### What you will do
Using the listing below, report all lines holding the word "With".

====================

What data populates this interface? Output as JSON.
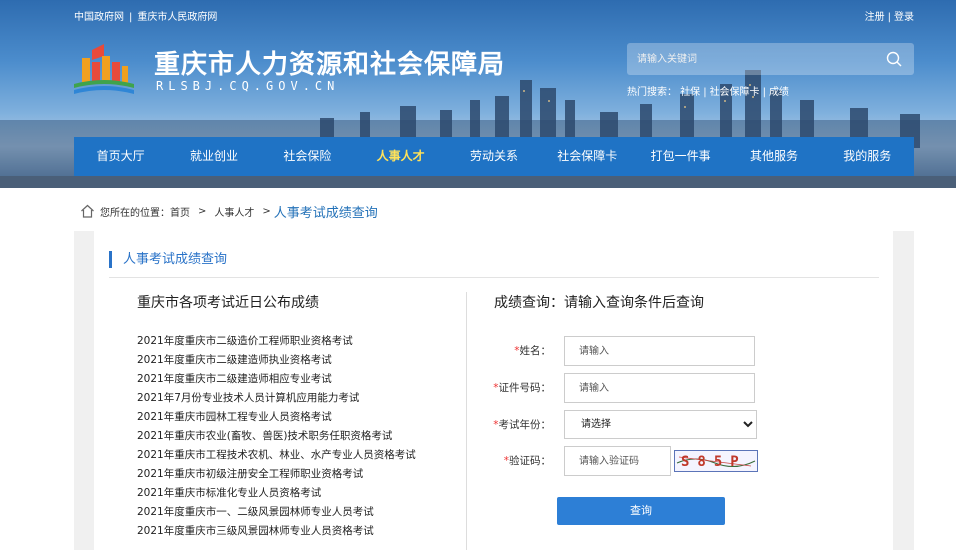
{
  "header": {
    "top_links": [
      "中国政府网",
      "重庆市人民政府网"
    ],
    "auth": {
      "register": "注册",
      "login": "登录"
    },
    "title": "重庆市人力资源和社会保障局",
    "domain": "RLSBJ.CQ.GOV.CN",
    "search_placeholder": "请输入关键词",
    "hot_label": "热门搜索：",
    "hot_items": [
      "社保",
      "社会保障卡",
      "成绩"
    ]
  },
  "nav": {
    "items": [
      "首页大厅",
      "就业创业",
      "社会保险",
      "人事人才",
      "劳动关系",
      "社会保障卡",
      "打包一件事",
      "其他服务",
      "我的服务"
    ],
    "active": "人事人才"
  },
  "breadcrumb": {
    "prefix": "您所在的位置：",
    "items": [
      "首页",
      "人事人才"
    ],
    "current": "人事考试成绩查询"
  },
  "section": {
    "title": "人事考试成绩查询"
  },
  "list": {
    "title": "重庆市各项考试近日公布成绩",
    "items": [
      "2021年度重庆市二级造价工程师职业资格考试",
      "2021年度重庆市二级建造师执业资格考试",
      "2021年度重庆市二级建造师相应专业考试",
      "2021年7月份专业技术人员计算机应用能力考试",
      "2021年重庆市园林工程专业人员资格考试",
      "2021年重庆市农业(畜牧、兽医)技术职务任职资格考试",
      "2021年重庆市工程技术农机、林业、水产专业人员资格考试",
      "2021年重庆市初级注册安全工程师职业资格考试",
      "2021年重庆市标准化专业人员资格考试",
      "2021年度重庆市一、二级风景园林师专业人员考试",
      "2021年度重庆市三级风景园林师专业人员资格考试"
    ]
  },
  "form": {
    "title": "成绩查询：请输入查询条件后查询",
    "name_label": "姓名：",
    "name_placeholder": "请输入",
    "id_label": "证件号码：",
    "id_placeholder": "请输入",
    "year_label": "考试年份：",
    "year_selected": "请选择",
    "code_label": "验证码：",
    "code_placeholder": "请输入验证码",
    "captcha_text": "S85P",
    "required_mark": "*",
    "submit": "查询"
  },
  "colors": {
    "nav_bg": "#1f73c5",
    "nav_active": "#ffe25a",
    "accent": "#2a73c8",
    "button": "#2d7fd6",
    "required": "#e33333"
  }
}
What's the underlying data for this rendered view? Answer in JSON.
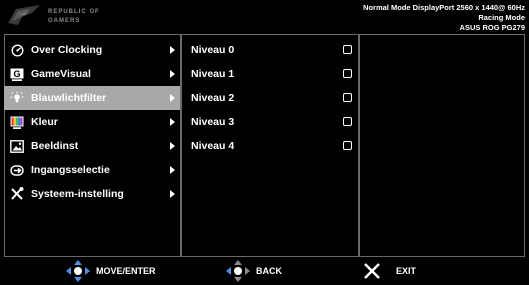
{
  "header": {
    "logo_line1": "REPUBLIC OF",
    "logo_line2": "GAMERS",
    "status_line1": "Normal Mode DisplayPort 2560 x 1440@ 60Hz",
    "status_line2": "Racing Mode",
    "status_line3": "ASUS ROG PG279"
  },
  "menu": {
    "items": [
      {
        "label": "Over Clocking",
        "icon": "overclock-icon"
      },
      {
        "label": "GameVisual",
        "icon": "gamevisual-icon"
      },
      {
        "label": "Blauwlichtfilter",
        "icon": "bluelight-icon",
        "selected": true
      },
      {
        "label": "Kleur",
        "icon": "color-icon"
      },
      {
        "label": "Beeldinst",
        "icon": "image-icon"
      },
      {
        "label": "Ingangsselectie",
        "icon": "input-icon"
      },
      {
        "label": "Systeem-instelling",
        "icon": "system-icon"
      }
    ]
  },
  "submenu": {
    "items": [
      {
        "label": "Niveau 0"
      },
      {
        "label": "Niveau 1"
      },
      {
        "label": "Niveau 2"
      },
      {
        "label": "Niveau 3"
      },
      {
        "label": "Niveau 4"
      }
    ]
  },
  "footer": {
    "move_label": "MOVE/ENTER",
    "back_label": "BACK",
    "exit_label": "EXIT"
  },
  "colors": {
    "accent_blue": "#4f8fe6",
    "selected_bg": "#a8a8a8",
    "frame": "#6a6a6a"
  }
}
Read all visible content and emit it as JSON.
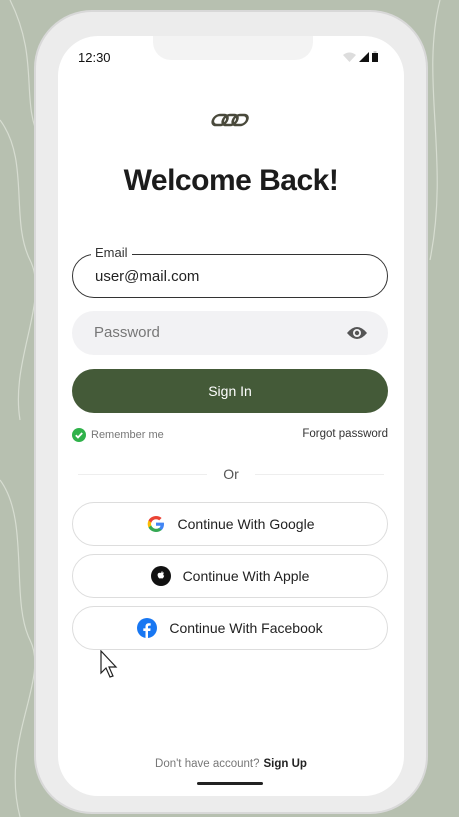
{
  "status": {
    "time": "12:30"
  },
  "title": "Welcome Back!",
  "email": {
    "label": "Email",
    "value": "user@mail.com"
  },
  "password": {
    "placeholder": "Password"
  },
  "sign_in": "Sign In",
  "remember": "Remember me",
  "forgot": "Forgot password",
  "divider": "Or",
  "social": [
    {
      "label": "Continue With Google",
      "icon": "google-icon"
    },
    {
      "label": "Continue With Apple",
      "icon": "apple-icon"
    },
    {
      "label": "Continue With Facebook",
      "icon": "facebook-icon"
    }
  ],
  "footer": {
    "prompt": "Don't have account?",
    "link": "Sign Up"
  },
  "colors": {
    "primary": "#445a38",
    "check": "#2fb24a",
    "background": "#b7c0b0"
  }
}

====================

### Complete output
      "label": "Continue With Google",
      "label": "Continue With Apple",
      "label": "Continue With Facebook",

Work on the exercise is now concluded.